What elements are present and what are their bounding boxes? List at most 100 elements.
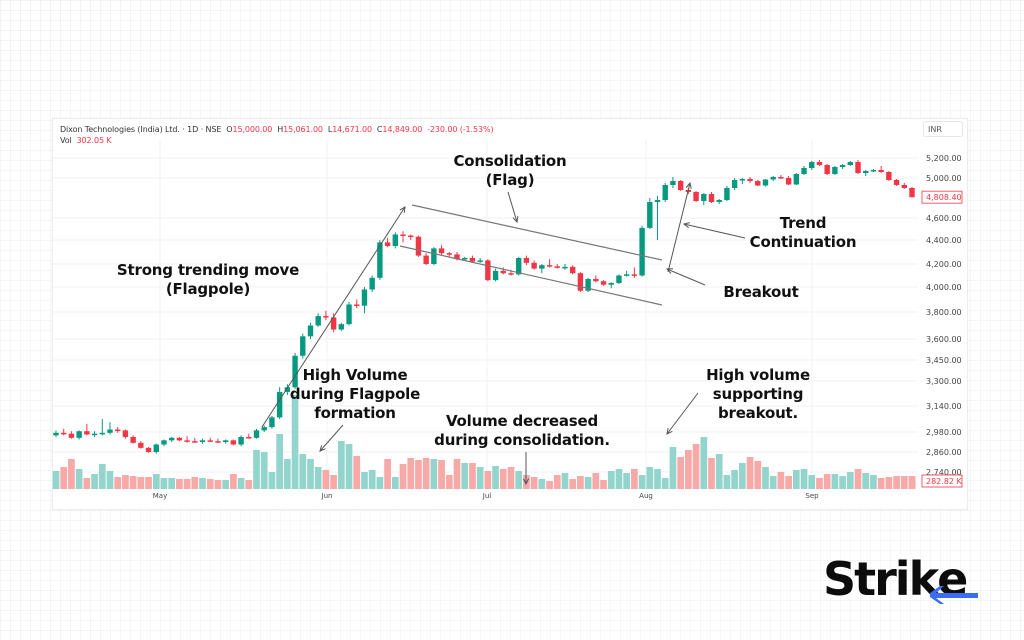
volume-bar — [445, 475, 453, 489]
logo-text-main: Stri — [823, 552, 911, 606]
currency-button[interactable]: INR — [923, 121, 963, 137]
y-tick-label: 2,740.00 — [926, 468, 962, 477]
candle-body — [384, 242, 391, 246]
candle-body — [53, 432, 59, 436]
candle-body — [431, 248, 437, 264]
candle-body — [168, 437, 175, 441]
candle-body — [832, 167, 838, 174]
volume-bar — [484, 471, 492, 489]
volume-bar — [654, 469, 661, 489]
annotation-flag-line1: Consolidation — [453, 152, 567, 170]
legend-symbol[interactable]: Dixon Technologies (India) Ltd. · 1D · N… — [60, 125, 222, 134]
candle-body — [338, 324, 345, 330]
volume-bar — [569, 479, 577, 489]
volume-bar — [584, 477, 592, 489]
volume-bar — [122, 475, 129, 489]
volume-bar — [885, 477, 893, 489]
candle-body — [863, 171, 869, 173]
volume-bar — [245, 480, 253, 489]
volume-bar — [98, 464, 106, 489]
volume-bar — [222, 480, 230, 489]
volume-bar — [831, 474, 839, 489]
last-volume-label: 282.82 K — [926, 477, 963, 486]
candle-body — [184, 440, 190, 442]
volume-bar — [83, 478, 91, 489]
volume-bar — [453, 459, 461, 489]
annotation-volume-decreased-line2: during consolidation. — [434, 431, 610, 449]
volume-bar — [469, 463, 476, 489]
last-price-tag — [921, 190, 963, 204]
candle-body — [423, 255, 429, 264]
candle-body — [523, 258, 530, 263]
candle-body — [716, 200, 722, 202]
candle-body — [153, 444, 159, 452]
candle-body — [246, 437, 252, 439]
candle-body — [647, 202, 653, 228]
y-tick-label: 3,140.00 — [926, 402, 962, 411]
logo-arrow-icon — [930, 586, 978, 604]
trend-continuation-arrow — [683, 223, 746, 239]
annotation-flagpole: Strong trending move (Flagpole) — [108, 261, 308, 299]
legend-ohlc-row: Dixon Technologies (India) Ltd. · 1D · N… — [60, 124, 494, 135]
legend-change: -230.00 (-1.53%) — [427, 125, 494, 134]
candle-body — [215, 441, 221, 443]
volume-bar — [685, 450, 692, 489]
volume-bar — [846, 472, 854, 489]
candle-body — [192, 441, 198, 443]
volume-bar — [577, 476, 584, 489]
candle-body — [323, 316, 329, 318]
candle-body — [307, 325, 314, 337]
volume-bar — [322, 470, 330, 489]
volume-bar — [823, 474, 831, 489]
y-tick-label: 4,600.00 — [926, 214, 962, 223]
legend-high-value: 15,061.00 — [283, 125, 323, 134]
volume-bar — [592, 473, 600, 489]
volume-bar — [199, 478, 206, 489]
candle-body — [809, 162, 815, 168]
candle-body — [747, 179, 753, 181]
candle-body — [870, 170, 877, 172]
volume-bar — [160, 478, 168, 489]
volume-bar — [515, 471, 523, 489]
candle-body — [315, 316, 321, 326]
volume-bar — [314, 467, 322, 489]
annotation-hv-breakout-line3: breakout. — [717, 404, 799, 422]
candle-body — [446, 253, 452, 255]
volume-bar — [75, 469, 83, 489]
volume-bar — [206, 479, 214, 489]
candle-body — [207, 440, 213, 442]
volume-bar — [137, 477, 145, 489]
candle-body — [546, 265, 553, 267]
candle-body — [847, 162, 854, 165]
volume-bar — [623, 473, 631, 489]
last-volume-tag — [921, 474, 963, 488]
chart-panel[interactable] — [52, 118, 968, 510]
volume-bar — [291, 395, 299, 489]
annotation-high-volume-breakout: High volume supporting breakout. — [693, 366, 823, 423]
candle-body — [438, 248, 445, 254]
volume-bar — [785, 476, 792, 489]
candle-body — [755, 181, 761, 186]
candle-body — [878, 170, 884, 172]
candle-body — [469, 258, 476, 262]
candle-body — [415, 236, 422, 256]
flag-arrow — [507, 191, 518, 223]
candle-body — [284, 387, 291, 392]
candle-body — [662, 185, 668, 200]
candle-body — [114, 429, 121, 432]
x-tick-label: Jul — [482, 492, 492, 500]
flag-lower-line — [399, 245, 663, 306]
volume-bar — [638, 475, 646, 489]
candle-body — [585, 278, 591, 291]
volume-bar — [769, 476, 777, 489]
volume-bar — [839, 476, 846, 489]
volume-bar — [230, 474, 237, 489]
candle-body — [230, 440, 237, 445]
legend-open-label: O — [226, 125, 233, 134]
volume-bar — [299, 454, 307, 489]
candle-body — [122, 430, 129, 437]
volume-bar — [106, 471, 114, 489]
x-tick-label: Jun — [321, 492, 333, 500]
candle-body — [577, 273, 584, 291]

··········

[EXERCISE]: Copy the records word for word, beginning at the line that contains "volume-bar — [445, 475, 453, 489]" and stopping after the line that contains "annotation-flag-line1: Consolidation —".

[TASK RESULT]:
volume-bar — [445, 475, 453, 489]
logo-text-main: Stri — [823, 552, 911, 606]
currency-button[interactable]: INR — [923, 121, 963, 137]
y-tick-label: 2,740.00 — [926, 468, 962, 477]
candle-body — [384, 242, 391, 246]
candle-body — [53, 432, 59, 436]
candle-body — [431, 248, 437, 264]
candle-body — [168, 437, 175, 441]
candle-body — [832, 167, 838, 174]
volume-bar — [484, 471, 492, 489]
volume-bar — [654, 469, 661, 489]
annotation-flag-line1: Consolidation — [453, 152, 567, 170]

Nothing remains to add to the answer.